• Task objective:
Single out the lines that include the word "fire". Copy them.

• Provided information:
---+---

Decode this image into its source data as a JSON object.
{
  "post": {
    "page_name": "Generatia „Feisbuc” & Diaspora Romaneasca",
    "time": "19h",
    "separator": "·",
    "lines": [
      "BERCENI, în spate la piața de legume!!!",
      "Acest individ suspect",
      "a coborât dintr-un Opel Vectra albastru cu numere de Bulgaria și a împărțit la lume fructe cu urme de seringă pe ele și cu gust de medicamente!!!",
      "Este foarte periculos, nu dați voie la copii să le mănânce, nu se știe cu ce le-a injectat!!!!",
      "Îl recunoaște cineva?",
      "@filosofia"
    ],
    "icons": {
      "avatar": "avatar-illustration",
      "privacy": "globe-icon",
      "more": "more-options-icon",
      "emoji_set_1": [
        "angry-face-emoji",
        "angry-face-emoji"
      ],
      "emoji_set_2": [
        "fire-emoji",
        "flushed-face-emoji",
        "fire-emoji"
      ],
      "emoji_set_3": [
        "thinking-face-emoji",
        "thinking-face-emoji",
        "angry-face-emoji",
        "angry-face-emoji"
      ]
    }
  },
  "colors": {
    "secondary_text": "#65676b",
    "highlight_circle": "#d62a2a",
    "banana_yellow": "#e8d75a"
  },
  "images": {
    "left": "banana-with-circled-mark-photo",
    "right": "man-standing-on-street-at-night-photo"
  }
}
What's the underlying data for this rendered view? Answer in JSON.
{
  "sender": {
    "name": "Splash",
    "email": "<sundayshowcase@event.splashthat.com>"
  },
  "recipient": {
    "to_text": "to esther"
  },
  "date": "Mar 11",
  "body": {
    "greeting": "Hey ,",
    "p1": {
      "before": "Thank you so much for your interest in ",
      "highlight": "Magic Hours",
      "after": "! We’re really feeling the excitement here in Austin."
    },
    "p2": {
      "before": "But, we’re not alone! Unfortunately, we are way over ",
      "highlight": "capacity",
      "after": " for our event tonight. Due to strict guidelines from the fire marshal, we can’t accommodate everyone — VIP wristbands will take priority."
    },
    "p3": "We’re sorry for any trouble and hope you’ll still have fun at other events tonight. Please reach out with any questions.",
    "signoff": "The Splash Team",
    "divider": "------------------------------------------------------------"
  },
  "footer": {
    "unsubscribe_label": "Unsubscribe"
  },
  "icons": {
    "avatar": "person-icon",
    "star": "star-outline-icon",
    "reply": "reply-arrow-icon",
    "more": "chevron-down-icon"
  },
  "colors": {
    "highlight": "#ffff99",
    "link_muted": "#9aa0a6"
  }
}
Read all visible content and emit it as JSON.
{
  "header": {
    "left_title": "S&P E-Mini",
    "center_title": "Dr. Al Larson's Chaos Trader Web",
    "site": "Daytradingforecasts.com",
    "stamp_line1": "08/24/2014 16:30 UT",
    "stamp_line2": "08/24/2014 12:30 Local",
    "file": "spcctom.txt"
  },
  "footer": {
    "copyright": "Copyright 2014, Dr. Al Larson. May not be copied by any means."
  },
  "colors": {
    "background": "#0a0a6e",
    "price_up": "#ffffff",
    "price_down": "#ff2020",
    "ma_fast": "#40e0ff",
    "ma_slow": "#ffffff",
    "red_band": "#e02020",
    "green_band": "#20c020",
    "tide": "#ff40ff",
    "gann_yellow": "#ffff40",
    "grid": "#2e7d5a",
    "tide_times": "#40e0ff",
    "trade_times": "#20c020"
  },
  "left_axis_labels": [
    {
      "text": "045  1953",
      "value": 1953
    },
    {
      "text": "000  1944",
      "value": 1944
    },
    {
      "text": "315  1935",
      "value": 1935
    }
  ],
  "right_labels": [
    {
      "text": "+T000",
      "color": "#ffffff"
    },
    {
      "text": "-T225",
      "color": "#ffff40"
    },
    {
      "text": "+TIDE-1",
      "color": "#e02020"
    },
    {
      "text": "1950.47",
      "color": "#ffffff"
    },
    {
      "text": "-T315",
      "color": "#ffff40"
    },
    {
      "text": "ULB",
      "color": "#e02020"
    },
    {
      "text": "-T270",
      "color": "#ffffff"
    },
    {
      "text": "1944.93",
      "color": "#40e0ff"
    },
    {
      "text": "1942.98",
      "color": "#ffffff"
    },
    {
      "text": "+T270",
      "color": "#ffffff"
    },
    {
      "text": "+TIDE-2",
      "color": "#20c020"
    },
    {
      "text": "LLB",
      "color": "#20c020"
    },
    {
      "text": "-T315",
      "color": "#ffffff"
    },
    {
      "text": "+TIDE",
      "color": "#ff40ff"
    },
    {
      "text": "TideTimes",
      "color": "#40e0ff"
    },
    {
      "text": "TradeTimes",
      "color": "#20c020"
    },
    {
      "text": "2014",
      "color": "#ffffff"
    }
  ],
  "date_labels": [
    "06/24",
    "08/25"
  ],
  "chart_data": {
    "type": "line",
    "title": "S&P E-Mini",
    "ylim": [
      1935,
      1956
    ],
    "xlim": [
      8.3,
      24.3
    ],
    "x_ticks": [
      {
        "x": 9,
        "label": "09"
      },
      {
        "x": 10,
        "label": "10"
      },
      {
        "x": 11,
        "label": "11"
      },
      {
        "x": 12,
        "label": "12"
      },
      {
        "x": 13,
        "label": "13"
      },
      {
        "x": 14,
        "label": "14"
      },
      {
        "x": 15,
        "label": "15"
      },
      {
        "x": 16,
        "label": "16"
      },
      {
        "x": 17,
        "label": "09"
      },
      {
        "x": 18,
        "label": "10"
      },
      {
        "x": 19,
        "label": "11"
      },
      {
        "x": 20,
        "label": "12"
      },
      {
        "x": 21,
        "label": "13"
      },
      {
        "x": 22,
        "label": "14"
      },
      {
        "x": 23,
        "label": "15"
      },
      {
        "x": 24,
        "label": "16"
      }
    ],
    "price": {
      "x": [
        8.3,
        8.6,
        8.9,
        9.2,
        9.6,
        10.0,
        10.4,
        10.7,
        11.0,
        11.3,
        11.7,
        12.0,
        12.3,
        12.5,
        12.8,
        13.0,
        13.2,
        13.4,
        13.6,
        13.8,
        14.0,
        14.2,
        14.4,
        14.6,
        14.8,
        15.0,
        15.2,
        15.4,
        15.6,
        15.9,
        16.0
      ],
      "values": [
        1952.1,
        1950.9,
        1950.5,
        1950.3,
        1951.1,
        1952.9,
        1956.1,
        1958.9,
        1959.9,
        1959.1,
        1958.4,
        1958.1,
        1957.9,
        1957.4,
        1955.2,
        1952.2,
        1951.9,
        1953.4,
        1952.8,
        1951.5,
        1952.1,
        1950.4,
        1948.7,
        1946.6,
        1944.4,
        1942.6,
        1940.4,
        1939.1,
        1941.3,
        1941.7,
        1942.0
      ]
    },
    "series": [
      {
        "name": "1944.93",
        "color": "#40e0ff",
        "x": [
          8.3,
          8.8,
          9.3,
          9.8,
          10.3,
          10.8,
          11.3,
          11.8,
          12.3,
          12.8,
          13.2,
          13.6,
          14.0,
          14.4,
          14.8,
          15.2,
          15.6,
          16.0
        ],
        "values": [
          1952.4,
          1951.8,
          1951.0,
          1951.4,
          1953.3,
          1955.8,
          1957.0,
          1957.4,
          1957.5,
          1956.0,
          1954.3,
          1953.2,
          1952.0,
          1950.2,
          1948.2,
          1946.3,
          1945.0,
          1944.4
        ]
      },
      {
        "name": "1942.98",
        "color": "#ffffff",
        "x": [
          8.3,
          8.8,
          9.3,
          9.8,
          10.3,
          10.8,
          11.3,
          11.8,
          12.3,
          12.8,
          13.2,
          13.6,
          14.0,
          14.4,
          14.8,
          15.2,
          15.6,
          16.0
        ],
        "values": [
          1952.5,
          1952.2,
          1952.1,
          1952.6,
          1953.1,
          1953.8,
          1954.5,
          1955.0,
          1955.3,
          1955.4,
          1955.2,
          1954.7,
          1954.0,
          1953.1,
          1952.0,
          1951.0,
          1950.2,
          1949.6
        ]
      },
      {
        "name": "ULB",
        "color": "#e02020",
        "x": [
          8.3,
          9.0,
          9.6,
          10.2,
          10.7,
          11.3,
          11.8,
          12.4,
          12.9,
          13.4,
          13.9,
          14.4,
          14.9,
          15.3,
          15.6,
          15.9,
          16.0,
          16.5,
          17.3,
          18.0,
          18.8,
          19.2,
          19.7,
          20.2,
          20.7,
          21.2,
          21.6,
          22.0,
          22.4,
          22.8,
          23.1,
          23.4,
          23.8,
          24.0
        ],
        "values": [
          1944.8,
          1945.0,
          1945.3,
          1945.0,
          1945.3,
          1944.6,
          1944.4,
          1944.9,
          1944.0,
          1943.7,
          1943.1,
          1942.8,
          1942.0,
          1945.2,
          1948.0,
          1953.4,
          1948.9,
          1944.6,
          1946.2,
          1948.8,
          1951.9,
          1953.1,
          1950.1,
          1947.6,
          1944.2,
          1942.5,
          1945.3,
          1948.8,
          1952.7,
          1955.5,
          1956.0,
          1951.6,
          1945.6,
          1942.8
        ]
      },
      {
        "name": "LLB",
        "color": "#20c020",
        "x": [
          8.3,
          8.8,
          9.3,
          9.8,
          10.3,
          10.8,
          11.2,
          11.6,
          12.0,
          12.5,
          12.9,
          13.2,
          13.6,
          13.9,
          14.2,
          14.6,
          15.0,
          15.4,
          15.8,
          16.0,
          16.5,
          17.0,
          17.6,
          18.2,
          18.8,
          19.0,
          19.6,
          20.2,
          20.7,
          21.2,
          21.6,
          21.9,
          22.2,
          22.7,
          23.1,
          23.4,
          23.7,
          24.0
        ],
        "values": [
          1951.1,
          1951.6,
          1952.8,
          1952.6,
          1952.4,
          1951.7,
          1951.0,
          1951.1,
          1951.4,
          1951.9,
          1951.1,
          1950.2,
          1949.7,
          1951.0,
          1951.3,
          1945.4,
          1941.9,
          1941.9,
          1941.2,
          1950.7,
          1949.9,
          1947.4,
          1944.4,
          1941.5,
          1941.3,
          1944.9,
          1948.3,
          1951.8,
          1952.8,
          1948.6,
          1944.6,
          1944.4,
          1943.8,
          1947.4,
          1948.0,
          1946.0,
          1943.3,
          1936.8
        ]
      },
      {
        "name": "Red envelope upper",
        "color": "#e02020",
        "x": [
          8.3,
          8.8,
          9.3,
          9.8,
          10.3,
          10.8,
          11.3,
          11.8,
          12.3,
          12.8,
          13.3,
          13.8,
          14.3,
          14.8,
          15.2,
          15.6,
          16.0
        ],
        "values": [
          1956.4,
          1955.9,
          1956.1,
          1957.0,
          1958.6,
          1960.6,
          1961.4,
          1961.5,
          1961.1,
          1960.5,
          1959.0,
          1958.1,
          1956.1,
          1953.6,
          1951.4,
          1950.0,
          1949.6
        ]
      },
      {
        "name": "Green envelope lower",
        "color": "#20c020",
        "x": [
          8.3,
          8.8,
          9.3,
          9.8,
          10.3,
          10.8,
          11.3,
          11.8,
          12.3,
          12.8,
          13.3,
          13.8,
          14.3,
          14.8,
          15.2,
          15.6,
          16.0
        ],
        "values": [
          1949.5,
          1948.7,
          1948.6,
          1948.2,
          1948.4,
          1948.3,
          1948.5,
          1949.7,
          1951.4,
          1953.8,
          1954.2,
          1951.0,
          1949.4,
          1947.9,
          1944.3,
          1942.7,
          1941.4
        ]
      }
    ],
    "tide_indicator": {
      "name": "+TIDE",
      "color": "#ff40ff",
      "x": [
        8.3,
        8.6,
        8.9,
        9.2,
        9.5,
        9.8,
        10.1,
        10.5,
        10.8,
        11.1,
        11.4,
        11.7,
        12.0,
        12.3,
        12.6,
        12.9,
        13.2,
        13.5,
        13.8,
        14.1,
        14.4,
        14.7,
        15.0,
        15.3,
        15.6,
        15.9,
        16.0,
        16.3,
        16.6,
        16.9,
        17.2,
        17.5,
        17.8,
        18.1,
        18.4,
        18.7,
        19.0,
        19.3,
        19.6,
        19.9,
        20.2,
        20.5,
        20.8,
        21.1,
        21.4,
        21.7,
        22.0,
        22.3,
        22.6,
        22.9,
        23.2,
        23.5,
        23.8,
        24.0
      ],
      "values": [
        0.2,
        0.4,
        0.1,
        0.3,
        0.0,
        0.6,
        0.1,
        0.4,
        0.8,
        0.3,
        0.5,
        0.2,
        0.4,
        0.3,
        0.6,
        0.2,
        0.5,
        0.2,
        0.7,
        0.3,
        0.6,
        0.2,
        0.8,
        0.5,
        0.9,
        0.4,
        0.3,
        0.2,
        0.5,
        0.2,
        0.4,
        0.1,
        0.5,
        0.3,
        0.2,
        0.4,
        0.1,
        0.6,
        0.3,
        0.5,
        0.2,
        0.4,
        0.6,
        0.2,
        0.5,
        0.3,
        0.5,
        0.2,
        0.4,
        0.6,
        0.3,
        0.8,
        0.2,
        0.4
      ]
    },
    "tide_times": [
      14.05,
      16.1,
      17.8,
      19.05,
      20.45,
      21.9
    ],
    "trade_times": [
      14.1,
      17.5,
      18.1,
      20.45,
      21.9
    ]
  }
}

---+---

• Response for this exercise:
        "fire-emoji",
        "fire-emoji"
      "after": " for our event tonight. Due to strict guidelines from the fire marshal, we can’t accommodate everyone — VIP wristbands will take priority."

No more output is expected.